* EXERCISE DESCRIPTION
Copy each line holding the string "this".

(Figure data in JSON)
■ ■ ■ ■ ■
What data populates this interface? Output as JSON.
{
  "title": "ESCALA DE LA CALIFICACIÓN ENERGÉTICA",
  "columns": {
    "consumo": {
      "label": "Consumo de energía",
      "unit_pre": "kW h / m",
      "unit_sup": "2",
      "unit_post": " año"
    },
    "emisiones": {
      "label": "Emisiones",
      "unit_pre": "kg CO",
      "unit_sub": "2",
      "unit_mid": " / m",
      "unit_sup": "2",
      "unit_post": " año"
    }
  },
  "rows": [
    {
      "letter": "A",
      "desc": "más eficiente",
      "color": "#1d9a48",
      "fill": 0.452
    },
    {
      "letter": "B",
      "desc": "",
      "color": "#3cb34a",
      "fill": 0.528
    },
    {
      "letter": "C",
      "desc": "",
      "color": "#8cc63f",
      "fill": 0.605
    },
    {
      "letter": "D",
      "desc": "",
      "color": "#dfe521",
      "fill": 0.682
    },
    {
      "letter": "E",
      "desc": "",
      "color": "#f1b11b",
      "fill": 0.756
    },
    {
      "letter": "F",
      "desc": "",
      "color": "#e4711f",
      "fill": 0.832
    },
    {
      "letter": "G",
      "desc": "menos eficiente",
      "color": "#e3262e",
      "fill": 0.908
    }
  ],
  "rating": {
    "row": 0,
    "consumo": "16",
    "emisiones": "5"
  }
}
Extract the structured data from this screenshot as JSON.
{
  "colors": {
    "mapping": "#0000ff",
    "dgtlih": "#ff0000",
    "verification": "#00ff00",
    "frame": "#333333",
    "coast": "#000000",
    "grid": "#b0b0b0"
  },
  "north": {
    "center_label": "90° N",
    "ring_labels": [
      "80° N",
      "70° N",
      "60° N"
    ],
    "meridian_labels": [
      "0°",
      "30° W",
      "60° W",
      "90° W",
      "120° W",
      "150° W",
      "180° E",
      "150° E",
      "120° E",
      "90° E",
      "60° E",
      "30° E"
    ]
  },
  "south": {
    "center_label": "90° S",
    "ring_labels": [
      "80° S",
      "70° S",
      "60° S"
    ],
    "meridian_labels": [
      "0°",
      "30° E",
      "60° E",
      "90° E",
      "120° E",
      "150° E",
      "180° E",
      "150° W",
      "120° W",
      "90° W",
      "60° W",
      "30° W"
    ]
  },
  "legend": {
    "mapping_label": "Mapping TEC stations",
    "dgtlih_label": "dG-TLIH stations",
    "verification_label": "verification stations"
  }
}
■ ■ ■ ■ ■
* EXERCISE RESPONSE
What data populates this interface? Output as JSON.
Extract the structured data from this screenshot as JSON.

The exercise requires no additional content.